-- RECORDS FOR THIS TASK --
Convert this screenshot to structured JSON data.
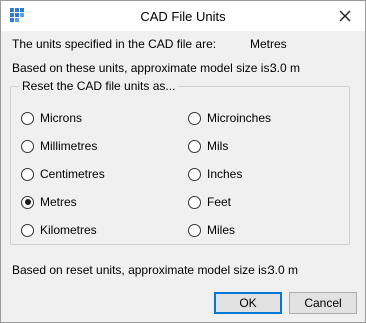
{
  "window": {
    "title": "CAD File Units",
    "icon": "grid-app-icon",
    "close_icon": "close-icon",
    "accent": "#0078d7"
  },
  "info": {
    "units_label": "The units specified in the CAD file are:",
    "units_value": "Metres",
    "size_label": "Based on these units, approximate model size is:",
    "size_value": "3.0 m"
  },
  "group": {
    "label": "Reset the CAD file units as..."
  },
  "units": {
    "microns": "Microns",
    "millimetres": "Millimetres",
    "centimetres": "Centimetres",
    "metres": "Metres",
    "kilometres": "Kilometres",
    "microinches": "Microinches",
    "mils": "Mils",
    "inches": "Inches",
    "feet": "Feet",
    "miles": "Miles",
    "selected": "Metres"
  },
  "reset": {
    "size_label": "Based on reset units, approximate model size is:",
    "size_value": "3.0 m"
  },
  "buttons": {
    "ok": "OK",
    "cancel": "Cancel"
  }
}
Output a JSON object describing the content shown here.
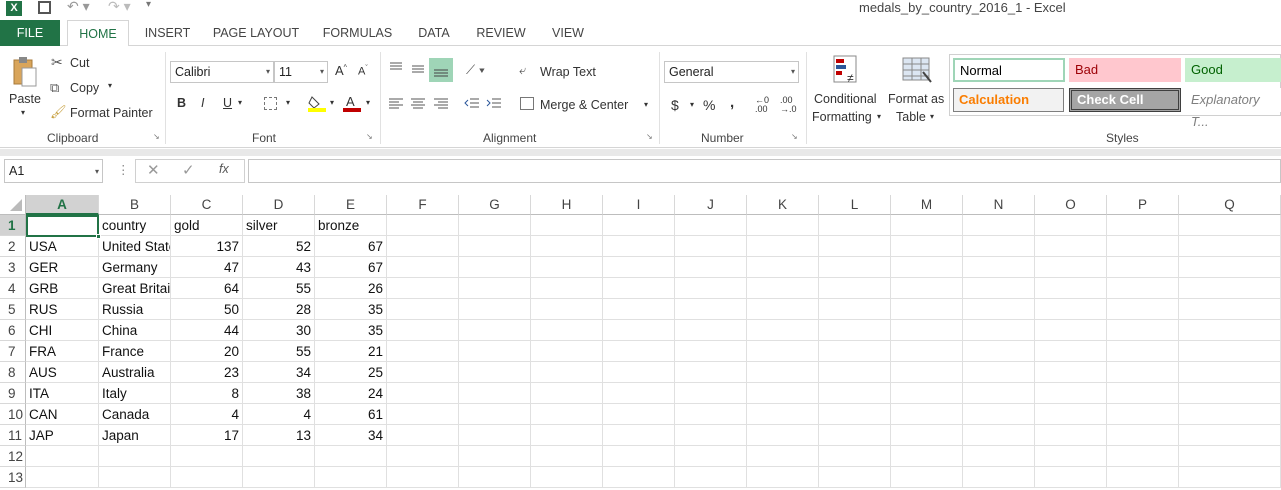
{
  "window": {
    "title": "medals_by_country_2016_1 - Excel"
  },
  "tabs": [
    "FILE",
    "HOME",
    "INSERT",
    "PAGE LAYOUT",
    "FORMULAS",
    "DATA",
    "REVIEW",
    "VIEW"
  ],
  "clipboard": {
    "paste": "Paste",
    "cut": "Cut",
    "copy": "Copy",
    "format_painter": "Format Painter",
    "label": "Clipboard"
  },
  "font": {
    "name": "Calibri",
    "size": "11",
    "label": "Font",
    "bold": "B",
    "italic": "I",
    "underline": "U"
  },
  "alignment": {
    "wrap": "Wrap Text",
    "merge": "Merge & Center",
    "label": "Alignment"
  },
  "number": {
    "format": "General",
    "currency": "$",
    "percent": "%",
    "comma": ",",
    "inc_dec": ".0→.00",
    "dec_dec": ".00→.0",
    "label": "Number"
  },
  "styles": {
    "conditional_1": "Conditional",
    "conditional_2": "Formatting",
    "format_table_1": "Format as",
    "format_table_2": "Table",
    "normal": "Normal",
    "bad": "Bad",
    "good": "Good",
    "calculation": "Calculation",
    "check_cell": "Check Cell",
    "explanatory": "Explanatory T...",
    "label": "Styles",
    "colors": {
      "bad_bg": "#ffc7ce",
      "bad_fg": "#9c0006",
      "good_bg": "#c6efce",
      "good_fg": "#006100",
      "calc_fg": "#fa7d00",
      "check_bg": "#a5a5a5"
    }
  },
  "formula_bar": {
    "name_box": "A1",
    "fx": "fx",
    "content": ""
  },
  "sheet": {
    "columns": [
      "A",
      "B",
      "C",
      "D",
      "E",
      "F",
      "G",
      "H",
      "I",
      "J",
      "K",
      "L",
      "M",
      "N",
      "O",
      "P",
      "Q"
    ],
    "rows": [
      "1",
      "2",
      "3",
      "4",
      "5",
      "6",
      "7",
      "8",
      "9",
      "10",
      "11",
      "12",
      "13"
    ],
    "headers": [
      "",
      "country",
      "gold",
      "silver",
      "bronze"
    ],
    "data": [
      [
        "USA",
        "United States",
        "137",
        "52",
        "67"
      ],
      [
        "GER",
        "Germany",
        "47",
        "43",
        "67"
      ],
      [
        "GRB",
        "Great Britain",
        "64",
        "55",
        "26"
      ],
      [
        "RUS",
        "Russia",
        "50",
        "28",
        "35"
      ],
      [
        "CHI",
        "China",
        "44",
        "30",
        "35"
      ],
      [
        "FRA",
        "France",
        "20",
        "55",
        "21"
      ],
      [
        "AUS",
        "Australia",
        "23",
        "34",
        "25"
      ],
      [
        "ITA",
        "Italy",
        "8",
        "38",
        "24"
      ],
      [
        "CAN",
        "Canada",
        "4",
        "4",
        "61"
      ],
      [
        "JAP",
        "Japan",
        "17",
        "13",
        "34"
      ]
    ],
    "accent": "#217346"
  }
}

-- WRITTEN TASK --
Give all the entries again exactly, dropping each picture.

-- FULL OUTPUT --
Convert this screenshot to structured JSON data.
{
  "window": {
    "title": "CAD File Units",
    "icon": "grid-app-icon",
    "close_icon": "close-icon",
    "accent": "#0078d7"
  },
  "info": {
    "units_label": "The units specified in the CAD file are:",
    "units_value": "Metres",
    "size_label": "Based on these units, approximate model size is:",
    "size_value": "3.0 m"
  },
  "group": {
    "label": "Reset the CAD file units as..."
  },
  "units": {
    "microns": "Microns",
    "millimetres": "Millimetres",
    "centimetres": "Centimetres",
    "metres": "Metres",
    "kilometres": "Kilometres",
    "microinches": "Microinches",
    "mils": "Mils",
    "inches": "Inches",
    "feet": "Feet",
    "miles": "Miles",
    "selected": "Metres"
  },
  "reset": {
    "size_label": "Based on reset units, approximate model size is:",
    "size_value": "3.0 m"
  },
  "buttons": {
    "ok": "OK",
    "cancel": "Cancel"
  }
}
Output a JSON object describing the content shown here.
{
  "window": {
    "title": "medals_by_country_2016_1 - Excel"
  },
  "tabs": [
    "FILE",
    "HOME",
    "INSERT",
    "PAGE LAYOUT",
    "FORMULAS",
    "DATA",
    "REVIEW",
    "VIEW"
  ],
  "clipboard": {
    "paste": "Paste",
    "cut": "Cut",
    "copy": "Copy",
    "format_painter": "Format Painter",
    "label": "Clipboard"
  },
  "font": {
    "name": "Calibri",
    "size": "11",
    "label": "Font",
    "bold": "B",
    "italic": "I",
    "underline": "U"
  },
  "alignment": {
    "wrap": "Wrap Text",
    "merge": "Merge & Center",
    "label": "Alignment"
  },
  "number": {
    "format": "General",
    "currency": "$",
    "percent": "%",
    "comma": ",",
    "inc_dec": ".0→.00",
    "dec_dec": ".00→.0",
    "label": "Number"
  },
  "styles": {
    "conditional_1": "Conditional",
    "conditional_2": "Formatting",
    "format_table_1": "Format as",
    "format_table_2": "Table",
    "normal": "Normal",
    "bad": "Bad",
    "good": "Good",
    "calculation": "Calculation",
    "check_cell": "Check Cell",
    "explanatory": "Explanatory T...",
    "label": "Styles",
    "colors": {
      "bad_bg": "#ffc7ce",
      "bad_fg": "#9c0006",
      "good_bg": "#c6efce",
      "good_fg": "#006100",
      "calc_fg": "#fa7d00",
      "check_bg": "#a5a5a5"
    }
  },
  "formula_bar": {
    "name_box": "A1",
    "fx": "fx",
    "content": ""
  },
  "sheet": {
    "columns": [
      "A",
      "B",
      "C",
      "D",
      "E",
      "F",
      "G",
      "H",
      "I",
      "J",
      "K",
      "L",
      "M",
      "N",
      "O",
      "P",
      "Q"
    ],
    "rows": [
      "1",
      "2",
      "3",
      "4",
      "5",
      "6",
      "7",
      "8",
      "9",
      "10",
      "11",
      "12",
      "13"
    ],
    "headers": [
      "",
      "country",
      "gold",
      "silver",
      "bronze"
    ],
    "data": [
      [
        "USA",
        "United States",
        "137",
        "52",
        "67"
      ],
      [
        "GER",
        "Germany",
        "47",
        "43",
        "67"
      ],
      [
        "GRB",
        "Great Britain",
        "64",
        "55",
        "26"
      ],
      [
        "RUS",
        "Russia",
        "50",
        "28",
        "35"
      ],
      [
        "CHI",
        "China",
        "44",
        "30",
        "35"
      ],
      [
        "FRA",
        "France",
        "20",
        "55",
        "21"
      ],
      [
        "AUS",
        "Australia",
        "23",
        "34",
        "25"
      ],
      [
        "ITA",
        "Italy",
        "8",
        "38",
        "24"
      ],
      [
        "CAN",
        "Canada",
        "4",
        "4",
        "61"
      ],
      [
        "JAP",
        "Japan",
        "17",
        "13",
        "34"
      ]
    ],
    "accent": "#217346"
  }
}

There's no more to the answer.